Rows from a figure dataset:
------------------------------------

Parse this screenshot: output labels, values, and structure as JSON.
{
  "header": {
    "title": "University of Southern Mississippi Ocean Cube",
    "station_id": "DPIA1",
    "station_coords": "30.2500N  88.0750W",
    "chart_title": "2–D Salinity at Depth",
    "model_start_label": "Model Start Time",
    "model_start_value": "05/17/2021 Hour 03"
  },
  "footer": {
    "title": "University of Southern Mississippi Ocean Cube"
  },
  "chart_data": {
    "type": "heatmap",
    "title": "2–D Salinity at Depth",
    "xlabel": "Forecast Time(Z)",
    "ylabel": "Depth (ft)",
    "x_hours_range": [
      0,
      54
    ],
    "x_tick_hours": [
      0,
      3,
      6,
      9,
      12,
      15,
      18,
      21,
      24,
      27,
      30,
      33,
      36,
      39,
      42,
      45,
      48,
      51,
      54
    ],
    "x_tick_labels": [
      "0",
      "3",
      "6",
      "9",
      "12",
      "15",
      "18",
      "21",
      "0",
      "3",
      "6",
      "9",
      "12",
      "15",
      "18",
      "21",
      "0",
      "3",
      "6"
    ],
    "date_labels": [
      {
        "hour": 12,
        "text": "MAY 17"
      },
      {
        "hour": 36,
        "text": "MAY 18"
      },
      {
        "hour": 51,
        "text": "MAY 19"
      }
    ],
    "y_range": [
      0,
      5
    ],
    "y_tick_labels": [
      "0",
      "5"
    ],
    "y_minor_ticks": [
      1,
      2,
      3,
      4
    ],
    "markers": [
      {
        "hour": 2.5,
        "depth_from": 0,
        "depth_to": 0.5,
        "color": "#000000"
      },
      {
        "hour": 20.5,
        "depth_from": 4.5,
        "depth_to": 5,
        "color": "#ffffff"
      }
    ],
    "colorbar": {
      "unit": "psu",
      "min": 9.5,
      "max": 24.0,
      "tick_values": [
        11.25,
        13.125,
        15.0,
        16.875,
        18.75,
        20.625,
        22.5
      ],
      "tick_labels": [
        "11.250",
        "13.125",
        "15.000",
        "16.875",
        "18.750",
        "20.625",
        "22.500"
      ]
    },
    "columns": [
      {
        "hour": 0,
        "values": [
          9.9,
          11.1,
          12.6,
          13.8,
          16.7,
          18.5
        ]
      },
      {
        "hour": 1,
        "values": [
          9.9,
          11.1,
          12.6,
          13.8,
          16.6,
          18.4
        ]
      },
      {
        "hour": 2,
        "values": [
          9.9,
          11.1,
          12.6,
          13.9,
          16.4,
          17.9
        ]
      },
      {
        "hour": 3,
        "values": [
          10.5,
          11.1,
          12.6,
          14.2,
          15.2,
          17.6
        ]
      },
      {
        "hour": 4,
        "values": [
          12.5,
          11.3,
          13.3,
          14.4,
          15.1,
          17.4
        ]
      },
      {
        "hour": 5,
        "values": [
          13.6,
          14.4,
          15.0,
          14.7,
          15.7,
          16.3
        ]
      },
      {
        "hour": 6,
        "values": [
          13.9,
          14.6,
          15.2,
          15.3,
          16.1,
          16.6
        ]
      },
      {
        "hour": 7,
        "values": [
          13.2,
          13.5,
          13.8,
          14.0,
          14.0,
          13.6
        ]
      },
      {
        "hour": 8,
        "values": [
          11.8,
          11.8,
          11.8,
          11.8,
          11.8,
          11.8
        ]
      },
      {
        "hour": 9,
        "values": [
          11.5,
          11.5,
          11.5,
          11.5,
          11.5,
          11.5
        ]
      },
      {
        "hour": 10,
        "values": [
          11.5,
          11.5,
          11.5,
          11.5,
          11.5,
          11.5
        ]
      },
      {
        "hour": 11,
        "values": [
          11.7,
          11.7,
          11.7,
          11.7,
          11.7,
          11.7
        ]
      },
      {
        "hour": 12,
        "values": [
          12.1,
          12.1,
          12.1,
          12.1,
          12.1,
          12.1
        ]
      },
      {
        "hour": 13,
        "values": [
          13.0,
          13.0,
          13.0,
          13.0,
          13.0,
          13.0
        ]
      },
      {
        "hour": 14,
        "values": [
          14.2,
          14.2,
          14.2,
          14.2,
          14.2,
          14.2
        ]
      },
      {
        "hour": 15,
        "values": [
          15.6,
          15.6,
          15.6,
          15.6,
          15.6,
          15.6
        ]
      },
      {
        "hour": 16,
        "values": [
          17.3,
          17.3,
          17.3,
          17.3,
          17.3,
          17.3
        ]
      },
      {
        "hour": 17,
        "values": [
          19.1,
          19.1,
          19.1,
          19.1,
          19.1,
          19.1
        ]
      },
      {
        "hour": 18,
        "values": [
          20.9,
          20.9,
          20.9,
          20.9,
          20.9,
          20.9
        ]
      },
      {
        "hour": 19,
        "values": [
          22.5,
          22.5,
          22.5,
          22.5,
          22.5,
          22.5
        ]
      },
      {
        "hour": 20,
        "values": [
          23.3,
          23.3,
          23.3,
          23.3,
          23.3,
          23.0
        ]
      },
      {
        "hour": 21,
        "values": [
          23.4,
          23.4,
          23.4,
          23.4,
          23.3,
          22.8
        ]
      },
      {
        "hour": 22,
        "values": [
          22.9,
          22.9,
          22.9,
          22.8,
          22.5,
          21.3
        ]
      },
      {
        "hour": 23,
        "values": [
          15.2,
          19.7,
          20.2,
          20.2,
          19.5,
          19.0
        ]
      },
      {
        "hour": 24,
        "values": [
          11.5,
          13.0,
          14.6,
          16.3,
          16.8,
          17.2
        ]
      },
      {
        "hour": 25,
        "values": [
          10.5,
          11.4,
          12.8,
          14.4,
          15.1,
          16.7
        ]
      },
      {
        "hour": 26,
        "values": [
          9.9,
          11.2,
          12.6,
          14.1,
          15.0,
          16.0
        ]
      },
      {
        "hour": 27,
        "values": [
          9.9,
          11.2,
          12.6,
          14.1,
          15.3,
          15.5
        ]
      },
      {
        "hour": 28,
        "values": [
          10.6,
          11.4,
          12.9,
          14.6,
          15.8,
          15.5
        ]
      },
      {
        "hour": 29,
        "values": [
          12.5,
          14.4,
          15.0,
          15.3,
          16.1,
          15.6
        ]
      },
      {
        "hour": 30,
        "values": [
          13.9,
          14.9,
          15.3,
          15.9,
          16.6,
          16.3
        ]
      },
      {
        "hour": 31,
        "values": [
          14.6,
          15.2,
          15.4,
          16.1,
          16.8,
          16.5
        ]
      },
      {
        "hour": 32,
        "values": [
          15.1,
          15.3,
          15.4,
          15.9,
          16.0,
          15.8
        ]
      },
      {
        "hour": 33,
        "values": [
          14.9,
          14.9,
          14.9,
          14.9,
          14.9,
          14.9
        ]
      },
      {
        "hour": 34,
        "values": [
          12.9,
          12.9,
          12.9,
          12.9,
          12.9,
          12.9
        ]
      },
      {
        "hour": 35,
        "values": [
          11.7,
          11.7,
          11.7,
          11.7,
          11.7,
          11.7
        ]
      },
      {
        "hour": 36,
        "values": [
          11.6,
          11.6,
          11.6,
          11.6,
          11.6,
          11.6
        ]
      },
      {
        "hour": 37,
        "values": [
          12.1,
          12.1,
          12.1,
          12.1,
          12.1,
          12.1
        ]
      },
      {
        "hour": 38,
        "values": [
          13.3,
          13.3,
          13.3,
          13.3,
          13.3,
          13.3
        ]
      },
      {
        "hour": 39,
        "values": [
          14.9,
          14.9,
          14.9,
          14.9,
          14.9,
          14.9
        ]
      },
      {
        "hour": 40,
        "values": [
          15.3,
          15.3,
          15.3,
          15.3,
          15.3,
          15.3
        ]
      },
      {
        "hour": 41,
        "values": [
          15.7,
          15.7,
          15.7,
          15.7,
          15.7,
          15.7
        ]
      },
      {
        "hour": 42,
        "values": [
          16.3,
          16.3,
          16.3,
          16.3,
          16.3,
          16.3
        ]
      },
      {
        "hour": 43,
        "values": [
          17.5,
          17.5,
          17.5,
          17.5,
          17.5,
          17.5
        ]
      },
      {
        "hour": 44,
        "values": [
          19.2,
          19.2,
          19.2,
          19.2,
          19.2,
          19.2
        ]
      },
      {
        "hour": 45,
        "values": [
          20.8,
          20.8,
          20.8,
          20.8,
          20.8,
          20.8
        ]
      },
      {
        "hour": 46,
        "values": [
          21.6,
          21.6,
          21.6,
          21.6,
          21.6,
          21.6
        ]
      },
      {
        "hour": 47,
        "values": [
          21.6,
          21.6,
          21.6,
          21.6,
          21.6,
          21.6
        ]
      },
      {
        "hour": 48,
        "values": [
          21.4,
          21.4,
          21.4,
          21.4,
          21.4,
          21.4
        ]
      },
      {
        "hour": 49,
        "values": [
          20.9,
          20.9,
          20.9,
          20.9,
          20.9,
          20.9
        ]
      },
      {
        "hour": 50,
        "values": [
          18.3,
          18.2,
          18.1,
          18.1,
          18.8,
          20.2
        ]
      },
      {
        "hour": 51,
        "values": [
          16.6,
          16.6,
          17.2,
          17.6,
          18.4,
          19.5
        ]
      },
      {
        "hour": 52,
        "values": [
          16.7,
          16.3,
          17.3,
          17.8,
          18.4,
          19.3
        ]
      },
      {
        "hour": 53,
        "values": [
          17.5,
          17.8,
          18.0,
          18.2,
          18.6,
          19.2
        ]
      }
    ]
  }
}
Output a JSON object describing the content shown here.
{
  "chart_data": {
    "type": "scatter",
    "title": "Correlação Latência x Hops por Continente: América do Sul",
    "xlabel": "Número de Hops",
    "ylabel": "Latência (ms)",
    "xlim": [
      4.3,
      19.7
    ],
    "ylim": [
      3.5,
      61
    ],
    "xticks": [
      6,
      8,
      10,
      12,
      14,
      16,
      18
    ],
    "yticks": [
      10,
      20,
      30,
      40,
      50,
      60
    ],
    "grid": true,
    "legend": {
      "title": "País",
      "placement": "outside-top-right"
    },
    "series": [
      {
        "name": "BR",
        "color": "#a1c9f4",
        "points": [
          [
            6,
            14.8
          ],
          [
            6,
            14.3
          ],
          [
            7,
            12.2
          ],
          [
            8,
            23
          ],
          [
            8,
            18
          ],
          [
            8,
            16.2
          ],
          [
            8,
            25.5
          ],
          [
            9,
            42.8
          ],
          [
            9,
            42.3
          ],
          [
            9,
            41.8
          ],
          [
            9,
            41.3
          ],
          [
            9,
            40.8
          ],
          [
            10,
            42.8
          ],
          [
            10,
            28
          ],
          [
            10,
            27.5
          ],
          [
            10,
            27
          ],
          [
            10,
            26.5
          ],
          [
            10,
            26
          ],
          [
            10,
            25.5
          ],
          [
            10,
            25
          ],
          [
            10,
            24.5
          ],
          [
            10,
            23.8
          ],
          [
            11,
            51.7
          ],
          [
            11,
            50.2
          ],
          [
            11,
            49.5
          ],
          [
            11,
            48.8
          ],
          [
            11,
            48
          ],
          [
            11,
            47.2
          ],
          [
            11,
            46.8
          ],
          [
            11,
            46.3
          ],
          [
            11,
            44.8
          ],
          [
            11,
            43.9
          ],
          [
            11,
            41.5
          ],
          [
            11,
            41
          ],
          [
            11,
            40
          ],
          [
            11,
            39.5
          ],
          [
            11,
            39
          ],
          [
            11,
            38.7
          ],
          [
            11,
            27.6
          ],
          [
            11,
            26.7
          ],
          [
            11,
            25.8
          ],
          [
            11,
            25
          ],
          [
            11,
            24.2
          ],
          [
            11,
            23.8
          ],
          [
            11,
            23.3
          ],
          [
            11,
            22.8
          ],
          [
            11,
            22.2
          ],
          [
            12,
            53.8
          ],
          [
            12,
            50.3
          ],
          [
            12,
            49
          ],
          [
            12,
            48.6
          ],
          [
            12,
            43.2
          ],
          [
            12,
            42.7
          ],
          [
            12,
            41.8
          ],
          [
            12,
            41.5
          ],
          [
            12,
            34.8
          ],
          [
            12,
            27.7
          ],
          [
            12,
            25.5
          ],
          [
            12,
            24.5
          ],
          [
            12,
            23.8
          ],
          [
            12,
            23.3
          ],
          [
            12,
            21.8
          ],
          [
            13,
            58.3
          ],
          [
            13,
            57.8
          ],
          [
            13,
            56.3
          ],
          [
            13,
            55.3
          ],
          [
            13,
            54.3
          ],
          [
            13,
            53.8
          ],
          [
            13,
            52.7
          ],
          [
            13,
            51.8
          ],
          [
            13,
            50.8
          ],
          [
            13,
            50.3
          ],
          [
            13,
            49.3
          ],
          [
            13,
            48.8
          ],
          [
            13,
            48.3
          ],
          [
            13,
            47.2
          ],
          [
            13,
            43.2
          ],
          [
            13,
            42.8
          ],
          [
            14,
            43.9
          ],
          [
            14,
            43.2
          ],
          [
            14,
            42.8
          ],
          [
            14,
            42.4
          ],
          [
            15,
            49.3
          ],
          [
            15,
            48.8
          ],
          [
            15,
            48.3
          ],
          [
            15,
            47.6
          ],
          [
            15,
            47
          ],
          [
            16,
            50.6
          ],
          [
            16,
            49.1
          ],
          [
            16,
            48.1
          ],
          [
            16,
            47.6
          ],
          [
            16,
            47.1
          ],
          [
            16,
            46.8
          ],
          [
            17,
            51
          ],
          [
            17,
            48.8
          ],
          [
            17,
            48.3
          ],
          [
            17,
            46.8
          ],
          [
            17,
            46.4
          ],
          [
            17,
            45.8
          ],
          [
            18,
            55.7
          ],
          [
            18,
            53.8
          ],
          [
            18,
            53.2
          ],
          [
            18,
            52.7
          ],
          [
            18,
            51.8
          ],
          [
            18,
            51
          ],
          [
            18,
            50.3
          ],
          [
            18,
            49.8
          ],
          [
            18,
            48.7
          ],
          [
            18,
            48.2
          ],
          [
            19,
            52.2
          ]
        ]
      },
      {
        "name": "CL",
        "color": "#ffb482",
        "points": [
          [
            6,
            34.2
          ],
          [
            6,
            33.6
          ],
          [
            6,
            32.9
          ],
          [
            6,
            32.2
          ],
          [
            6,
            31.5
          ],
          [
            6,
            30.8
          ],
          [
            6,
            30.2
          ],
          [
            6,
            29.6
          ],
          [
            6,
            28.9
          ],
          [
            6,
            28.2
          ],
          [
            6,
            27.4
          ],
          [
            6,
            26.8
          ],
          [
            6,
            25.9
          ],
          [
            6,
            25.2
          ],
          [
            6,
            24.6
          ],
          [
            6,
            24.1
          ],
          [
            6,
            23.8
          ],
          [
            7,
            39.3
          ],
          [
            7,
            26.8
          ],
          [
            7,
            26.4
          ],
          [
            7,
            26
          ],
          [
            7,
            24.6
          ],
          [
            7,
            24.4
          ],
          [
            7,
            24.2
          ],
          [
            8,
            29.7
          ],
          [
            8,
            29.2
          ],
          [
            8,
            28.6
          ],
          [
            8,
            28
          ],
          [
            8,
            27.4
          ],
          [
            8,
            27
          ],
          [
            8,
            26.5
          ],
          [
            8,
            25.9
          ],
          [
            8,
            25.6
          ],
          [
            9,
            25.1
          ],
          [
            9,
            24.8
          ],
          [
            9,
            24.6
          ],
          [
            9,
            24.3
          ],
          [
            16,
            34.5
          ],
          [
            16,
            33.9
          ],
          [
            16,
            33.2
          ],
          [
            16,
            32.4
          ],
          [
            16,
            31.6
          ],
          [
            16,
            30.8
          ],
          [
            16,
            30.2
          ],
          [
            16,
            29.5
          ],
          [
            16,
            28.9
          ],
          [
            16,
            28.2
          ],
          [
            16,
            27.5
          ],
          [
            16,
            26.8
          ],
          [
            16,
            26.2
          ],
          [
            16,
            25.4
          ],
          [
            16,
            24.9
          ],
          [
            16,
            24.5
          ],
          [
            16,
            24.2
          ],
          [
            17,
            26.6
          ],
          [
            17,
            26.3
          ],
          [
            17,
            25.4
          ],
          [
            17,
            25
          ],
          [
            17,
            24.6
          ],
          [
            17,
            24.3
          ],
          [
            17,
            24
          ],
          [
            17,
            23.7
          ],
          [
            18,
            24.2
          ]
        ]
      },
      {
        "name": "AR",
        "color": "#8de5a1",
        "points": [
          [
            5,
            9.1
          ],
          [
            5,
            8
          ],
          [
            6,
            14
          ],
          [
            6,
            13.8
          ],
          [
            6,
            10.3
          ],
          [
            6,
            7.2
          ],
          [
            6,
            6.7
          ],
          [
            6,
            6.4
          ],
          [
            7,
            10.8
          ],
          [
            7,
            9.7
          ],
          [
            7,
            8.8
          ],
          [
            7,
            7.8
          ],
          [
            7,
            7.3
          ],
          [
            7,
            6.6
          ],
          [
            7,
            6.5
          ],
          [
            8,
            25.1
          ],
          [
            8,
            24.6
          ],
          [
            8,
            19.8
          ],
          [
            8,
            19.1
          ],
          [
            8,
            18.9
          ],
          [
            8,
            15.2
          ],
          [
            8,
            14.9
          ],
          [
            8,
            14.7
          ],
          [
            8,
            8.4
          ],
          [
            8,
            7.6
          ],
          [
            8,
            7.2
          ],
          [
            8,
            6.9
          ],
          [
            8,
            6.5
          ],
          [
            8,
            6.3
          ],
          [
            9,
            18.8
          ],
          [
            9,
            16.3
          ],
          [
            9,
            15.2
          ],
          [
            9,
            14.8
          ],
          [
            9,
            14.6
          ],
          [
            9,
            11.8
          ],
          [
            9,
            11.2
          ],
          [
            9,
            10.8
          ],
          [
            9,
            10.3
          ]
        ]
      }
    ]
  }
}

------------------------------------

# DIRECTION
Return each line of the data that contains the string "Ocean".

# EXERCISE ANSWER
    "title": "University of Southern Mississippi Ocean Cube",
    "title": "University of Southern Mississippi Ocean Cube"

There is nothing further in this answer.